:: GIVEN TASK ::
Extract each line from the entries below that has the string "output" in it.

:: MATERIAL FOR THE TASK ::
....................
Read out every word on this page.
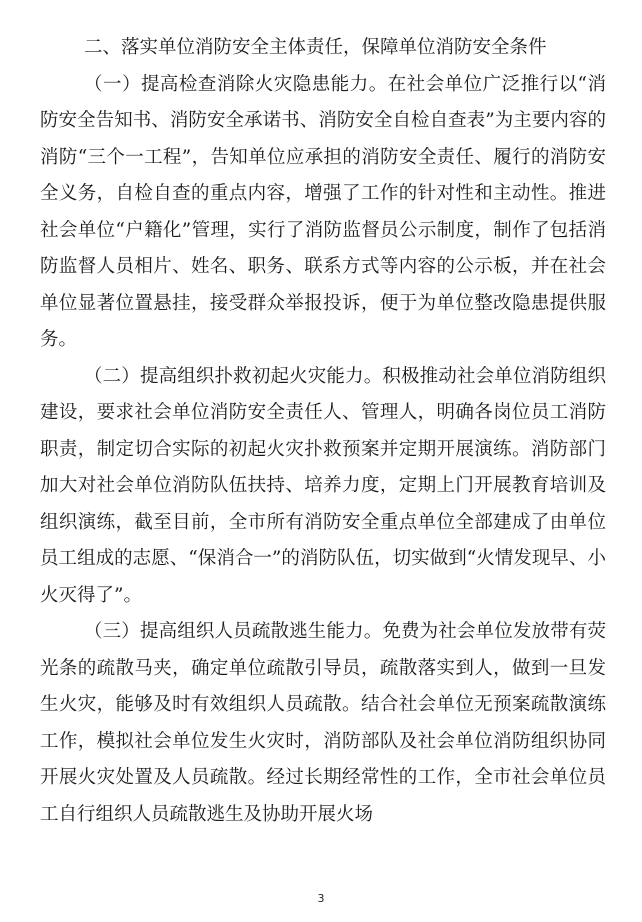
二、落实单位消防安全主体责任，保障单位消防安全条件

（一）提高检查消除火灾隐患能力。在社会单位广泛推行以“消防安全告知书、消防安全承诺书、消防安全自检自查表”为主要内容的消防“三个一工程”，告知单位应承担的消防安全责任、履行的消防安全义务，自检自查的重点内容，增强了工作的针对性和主动性。推进社会单位“户籍化”管理，实行了消防监督员公示制度，制作了包括消防监督人员相片、姓名、职务、联系方式等内容的公示板，并在社会单位显著位置悬挂，接受群众举报投诉，便于为单位整改隐患提供服务。

（二）提高组织扑救初起火灾能力。积极推动社会单位消防组织建设，要求社会单位消防安全责任人、管理人，明确各岗位员工消防职责，制定切合实际的初起火灾扑救预案并定期开展演练。消防部门加大对社会单位消防队伍扶持、培养力度，定期上门开展教育培训及组织演练，截至目前，全市所有消防安全重点单位全部建成了由单位员工组成的志愿、“保消合一”的消防队伍，切实做到“火情发现早、小火灭得了”。

（三）提高组织人员疏散逃生能力。免费为社会单位发放带有荧光条的疏散马夹，确定单位疏散引导员，疏散落实到人，做到一旦发生火灾，能够及时有效组织人员疏散。结合社会单位无预案疏散演练工作，模拟社会单位发生火灾时，消防部队及社会单位消防组织协同开展火灾处置及人员疏散。经过长期经常性的工作，全市社会单位员工自行组织人员疏散逃生及协助开展火场

3
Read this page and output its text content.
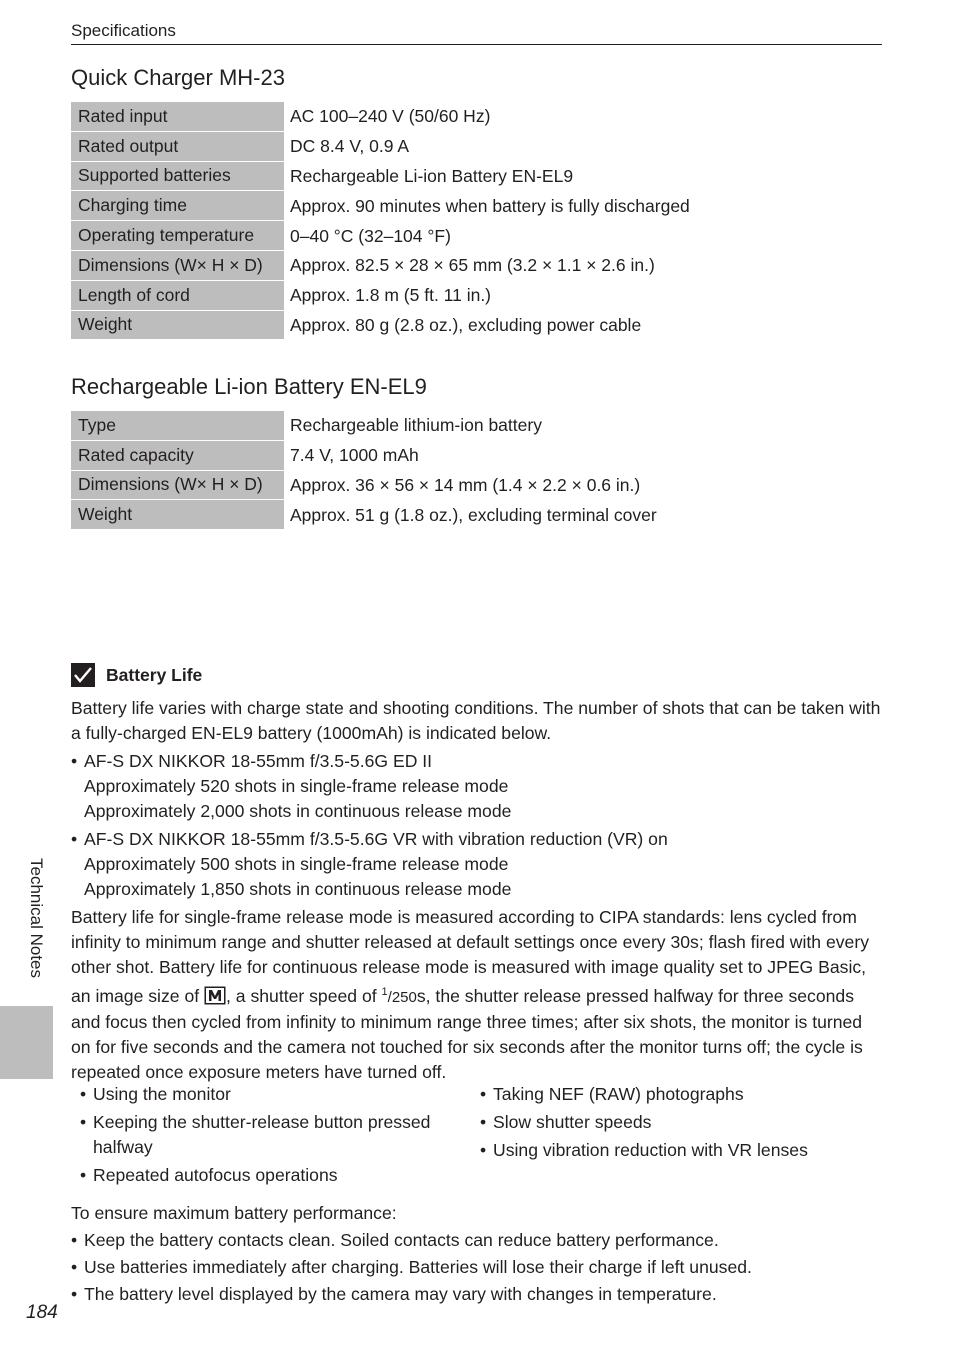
Specifications
Quick Charger MH-23
Rated input	AC 100–240 V (50/60 Hz)
Rated output	DC 8.4 V, 0.9 A
Supported batteries	Rechargeable Li-ion Battery EN-EL9
Charging time	Approx. 90 minutes when battery is fully discharged
Operating temperature	0–40 °C (32–104 °F)
Dimensions (W× H × D)	Approx. 82.5 × 28 × 65 mm (3.2 × 1.1 × 2.6 in.)
Length of cord	Approx. 1.8 m (5 ft. 11 in.)
Weight	Approx. 80 g (2.8 oz.), excluding power cable
Rechargeable Li-ion Battery EN-EL9
Type	Rechargeable lithium-ion battery
Rated capacity	7.4 V, 1000 mAh
Dimensions (W× H × D)	Approx. 36 × 56 × 14 mm (1.4 × 2.2 × 0.6 in.)
Weight	Approx. 51 g (1.8 oz.), excluding terminal cover
Battery Life

Battery life varies with charge state and shooting conditions. The number of shots that can be taken with a fully-charged EN-EL9 battery (1000mAh) is indicated below.

• AF-S DX NIKKOR 18-55mm f/3.5-5.6G ED II
Approximately 520 shots in single-frame release mode
Approximately 2,000 shots in continuous release mode
• AF-S DX NIKKOR 18-55mm f/3.5-5.6G VR with vibration reduction (VR) on
Approximately 500 shots in single-frame release mode
Approximately 1,850 shots in continuous release mode

Battery life for single-frame release mode is measured according to CIPA standards: lens cycled from infinity to minimum range and shutter released at default settings once every 30s; flash fired with every other shot. Battery life for continuous release mode is measured with image quality set to JPEG Basic, an image size of , a shutter speed of $^1$/250s, the shutter release pressed halfway for three seconds and focus then cycled from infinity to minimum range three times; after six shots, the monitor is turned on for five seconds and the camera not touched for six seconds after the monitor turns off; the cycle is repeated once exposure meters have turned off.

• Using the monitor
• Keeping the shutter-release button pressed halfway
• Repeated autofocus operations
• Taking NEF (RAW) photographs
• Slow shutter speeds
• Using vibration reduction with VR lenses

To ensure maximum battery performance:

• Keep the battery contacts clean. Soiled contacts can reduce battery performance.
• Use batteries immediately after charging. Batteries will lose their charge if left unused.
• The battery level displayed by the camera may vary with changes in temperature.
Technical Notes
184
....................
:: RESULT BELOW ::
Read this page and output its text content.
Rated output	DC 8.4 V, 0.9 A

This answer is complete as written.